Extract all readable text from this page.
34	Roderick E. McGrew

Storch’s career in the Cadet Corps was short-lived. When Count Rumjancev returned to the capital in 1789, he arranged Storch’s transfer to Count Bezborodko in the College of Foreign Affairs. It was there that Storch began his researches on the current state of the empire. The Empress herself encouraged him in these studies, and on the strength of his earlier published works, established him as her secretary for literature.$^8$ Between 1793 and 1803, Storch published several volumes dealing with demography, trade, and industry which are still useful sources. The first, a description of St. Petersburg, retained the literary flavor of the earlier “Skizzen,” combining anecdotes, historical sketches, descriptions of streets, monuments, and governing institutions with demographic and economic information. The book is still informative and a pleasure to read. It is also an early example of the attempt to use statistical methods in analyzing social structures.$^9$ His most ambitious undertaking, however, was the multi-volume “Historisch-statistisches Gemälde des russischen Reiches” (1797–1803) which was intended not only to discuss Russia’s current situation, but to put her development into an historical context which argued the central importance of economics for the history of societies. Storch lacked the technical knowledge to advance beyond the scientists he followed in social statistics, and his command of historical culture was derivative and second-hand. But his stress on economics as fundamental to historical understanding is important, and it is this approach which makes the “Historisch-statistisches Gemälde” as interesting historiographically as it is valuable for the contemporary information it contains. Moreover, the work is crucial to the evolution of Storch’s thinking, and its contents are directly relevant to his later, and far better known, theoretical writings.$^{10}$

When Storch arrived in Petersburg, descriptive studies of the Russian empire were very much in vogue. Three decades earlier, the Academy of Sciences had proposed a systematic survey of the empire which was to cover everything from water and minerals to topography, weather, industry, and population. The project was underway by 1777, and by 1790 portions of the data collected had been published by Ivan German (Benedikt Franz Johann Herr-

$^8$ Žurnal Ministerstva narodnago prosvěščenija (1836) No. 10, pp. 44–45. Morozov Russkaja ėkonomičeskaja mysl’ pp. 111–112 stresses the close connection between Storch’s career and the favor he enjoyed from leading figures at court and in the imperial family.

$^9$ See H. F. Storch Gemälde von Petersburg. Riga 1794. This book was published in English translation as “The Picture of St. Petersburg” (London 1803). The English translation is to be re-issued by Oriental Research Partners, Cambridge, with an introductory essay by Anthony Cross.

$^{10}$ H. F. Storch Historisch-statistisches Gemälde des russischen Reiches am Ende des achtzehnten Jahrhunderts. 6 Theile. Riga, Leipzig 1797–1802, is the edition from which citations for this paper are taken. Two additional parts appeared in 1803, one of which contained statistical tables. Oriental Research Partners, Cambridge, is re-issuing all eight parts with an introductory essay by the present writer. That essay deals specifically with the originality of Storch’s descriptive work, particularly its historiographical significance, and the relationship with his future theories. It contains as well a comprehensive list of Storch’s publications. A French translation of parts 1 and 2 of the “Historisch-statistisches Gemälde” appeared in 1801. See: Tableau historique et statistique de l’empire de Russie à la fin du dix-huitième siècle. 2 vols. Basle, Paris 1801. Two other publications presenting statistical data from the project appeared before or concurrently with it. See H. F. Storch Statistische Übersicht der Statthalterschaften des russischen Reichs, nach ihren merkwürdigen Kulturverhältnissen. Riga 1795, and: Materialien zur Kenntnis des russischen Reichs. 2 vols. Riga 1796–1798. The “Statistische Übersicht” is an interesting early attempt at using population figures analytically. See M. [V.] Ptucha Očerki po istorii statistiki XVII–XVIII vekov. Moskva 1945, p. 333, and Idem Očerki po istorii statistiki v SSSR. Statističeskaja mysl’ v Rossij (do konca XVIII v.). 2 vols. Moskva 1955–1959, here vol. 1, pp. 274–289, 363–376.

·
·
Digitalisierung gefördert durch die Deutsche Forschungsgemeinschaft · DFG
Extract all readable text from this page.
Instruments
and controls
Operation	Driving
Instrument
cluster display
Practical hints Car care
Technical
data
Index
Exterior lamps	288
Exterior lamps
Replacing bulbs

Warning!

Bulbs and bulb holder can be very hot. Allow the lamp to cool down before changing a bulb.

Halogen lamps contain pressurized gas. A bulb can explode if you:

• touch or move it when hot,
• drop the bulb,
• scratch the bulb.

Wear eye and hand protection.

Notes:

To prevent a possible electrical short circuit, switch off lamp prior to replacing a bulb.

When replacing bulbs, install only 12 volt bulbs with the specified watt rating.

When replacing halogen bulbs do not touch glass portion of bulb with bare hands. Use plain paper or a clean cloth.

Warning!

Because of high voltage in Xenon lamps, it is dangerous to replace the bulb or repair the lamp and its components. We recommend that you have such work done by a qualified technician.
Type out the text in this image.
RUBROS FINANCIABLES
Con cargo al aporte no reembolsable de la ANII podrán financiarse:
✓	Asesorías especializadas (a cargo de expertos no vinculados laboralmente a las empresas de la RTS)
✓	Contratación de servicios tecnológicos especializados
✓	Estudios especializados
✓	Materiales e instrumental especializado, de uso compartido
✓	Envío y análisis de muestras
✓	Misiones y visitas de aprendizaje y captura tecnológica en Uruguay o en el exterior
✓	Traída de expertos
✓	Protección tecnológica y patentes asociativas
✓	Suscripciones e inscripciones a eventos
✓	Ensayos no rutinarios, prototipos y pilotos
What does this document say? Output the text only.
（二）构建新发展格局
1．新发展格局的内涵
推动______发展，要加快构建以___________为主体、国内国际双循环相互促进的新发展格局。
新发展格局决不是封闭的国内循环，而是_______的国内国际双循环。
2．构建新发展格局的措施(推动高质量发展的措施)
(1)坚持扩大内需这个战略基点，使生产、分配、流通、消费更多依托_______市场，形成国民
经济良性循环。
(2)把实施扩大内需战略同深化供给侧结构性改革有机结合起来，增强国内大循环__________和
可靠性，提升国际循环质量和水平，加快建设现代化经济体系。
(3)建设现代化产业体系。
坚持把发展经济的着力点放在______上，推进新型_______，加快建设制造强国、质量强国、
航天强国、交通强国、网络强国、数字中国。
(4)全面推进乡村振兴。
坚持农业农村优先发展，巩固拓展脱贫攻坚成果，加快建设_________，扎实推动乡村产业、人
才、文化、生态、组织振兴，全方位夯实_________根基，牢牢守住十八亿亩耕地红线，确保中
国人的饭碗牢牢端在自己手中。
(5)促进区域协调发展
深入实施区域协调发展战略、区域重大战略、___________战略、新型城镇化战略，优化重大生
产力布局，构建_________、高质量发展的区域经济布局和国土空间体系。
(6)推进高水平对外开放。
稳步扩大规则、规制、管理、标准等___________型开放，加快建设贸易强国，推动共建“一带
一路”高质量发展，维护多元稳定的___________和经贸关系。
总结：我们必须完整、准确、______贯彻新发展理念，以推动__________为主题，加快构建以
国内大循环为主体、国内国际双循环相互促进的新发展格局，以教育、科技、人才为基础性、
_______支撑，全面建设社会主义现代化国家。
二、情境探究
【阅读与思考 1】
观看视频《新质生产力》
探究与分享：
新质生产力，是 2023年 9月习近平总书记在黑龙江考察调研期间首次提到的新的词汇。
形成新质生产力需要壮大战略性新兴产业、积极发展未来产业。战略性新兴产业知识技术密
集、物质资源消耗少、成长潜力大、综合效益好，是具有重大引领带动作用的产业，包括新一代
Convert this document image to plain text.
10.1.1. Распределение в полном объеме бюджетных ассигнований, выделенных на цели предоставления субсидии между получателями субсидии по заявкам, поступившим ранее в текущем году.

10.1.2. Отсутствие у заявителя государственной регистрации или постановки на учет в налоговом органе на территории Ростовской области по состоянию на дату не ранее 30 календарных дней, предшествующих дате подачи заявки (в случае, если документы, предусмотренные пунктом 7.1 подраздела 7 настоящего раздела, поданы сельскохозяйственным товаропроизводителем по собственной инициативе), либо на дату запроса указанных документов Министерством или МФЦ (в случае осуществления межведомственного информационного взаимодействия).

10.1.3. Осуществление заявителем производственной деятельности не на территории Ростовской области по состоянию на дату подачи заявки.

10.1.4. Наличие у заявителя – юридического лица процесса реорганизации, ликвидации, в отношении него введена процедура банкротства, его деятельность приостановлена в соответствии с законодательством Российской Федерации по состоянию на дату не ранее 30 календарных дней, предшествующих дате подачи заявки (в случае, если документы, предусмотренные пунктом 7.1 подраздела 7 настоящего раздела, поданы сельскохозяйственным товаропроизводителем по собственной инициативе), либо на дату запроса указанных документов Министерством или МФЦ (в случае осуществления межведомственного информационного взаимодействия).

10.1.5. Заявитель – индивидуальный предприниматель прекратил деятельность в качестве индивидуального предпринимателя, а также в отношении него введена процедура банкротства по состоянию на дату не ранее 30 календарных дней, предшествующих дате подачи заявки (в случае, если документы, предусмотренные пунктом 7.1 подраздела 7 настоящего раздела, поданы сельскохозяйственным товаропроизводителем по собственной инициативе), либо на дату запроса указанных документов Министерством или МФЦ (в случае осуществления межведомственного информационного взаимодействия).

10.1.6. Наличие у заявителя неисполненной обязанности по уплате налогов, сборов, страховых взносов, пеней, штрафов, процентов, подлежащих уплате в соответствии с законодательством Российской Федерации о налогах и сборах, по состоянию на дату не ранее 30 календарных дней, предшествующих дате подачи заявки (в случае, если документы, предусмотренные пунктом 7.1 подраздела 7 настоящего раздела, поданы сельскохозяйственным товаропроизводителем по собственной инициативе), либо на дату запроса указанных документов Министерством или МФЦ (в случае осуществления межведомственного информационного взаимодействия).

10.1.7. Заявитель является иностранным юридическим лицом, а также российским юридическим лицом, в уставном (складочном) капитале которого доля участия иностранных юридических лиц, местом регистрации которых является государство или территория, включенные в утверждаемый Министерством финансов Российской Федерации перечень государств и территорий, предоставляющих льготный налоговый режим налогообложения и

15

■ ■ ■ ■

Locate all lines holding the word "expertos", then copy them out.

✓	Asesorías especializadas (a cargo de expertos no vinculados laboralmente a las empresas de la RTS)
✓	Traída de expertos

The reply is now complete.